Saved data entries
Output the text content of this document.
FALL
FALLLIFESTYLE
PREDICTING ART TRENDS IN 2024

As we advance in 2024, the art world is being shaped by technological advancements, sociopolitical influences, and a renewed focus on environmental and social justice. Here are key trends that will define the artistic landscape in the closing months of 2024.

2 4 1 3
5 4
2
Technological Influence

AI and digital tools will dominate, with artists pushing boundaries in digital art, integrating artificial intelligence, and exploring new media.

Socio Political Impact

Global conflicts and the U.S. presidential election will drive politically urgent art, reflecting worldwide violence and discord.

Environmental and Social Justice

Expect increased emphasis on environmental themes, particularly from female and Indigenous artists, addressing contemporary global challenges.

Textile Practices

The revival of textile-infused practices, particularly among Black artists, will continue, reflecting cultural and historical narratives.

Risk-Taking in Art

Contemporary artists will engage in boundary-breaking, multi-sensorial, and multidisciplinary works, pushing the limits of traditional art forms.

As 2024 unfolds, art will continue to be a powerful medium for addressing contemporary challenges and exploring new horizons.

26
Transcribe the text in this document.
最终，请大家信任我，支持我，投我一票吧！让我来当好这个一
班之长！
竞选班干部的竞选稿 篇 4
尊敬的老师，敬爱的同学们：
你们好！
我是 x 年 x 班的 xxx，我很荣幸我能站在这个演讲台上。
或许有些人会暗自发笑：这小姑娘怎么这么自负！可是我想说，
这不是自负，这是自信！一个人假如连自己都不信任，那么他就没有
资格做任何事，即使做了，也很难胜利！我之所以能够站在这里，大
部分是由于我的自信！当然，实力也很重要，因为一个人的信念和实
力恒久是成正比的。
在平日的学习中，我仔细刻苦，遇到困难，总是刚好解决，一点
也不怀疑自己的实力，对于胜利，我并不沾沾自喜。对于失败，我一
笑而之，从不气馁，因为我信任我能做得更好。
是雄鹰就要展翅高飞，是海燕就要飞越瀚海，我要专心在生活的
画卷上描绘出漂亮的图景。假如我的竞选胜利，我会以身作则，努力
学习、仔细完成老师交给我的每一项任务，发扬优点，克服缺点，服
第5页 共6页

### AIM
In the entries above, find lines with "pushing" and copy each.

### EXERCISE OUTPUT
AI and digital tools will dominate, with artists pushing boundaries in digital art, integrating artificial intelligence, and exploring new media.
Contemporary artists will engage in boundary-breaking, multi-sensorial, and multidisciplinary works, pushing the limits of traditional art forms.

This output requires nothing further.